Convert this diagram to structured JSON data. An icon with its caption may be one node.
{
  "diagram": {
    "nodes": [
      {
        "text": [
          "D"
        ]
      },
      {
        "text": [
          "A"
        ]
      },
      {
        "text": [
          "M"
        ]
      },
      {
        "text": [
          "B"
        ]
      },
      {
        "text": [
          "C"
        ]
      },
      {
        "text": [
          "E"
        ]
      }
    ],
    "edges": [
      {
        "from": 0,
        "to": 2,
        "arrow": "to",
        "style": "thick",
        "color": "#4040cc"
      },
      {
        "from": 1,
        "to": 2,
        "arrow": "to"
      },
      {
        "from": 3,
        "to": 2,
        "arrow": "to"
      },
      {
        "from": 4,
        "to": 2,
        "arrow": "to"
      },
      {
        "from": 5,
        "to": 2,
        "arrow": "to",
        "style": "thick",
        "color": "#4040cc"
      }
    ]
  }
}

# # # #

Repeat the listing exactly, from its first line to its last.

Convert this diagram to structured JSON data. An icon with its caption may be one node.
{
  "diagram": {
    "nodes": [
      {
        "text": [
          "D"
        ]
      },
      {
        "text": [
          "A"
        ]
      },
      {
        "text": [
          "M"
        ]
      },
      {
        "text": [
          "B"
        ]
      },
      {
        "text": [
          "C"
        ]
      },
      {
        "text": [
          "E"
        ]
      }
    ],
    "edges": [
      {
        "from": 0,
        "to": 2,
        "arrow": "to",
        "style": "thick",
        "color": "#4040cc"
      },
      {
        "from": 1,
        "to": 2,
        "arrow": "to"
      },
      {
        "from": 3,
        "to": 2,
        "arrow": "to"
      },
      {
        "from": 4,
        "to": 2,
        "arrow": "to"
      },
      {
        "from": 5,
        "to": 2,
        "arrow": "to",
        "style": "thick",
        "color": "#4040cc"
      }
    ]
  }
}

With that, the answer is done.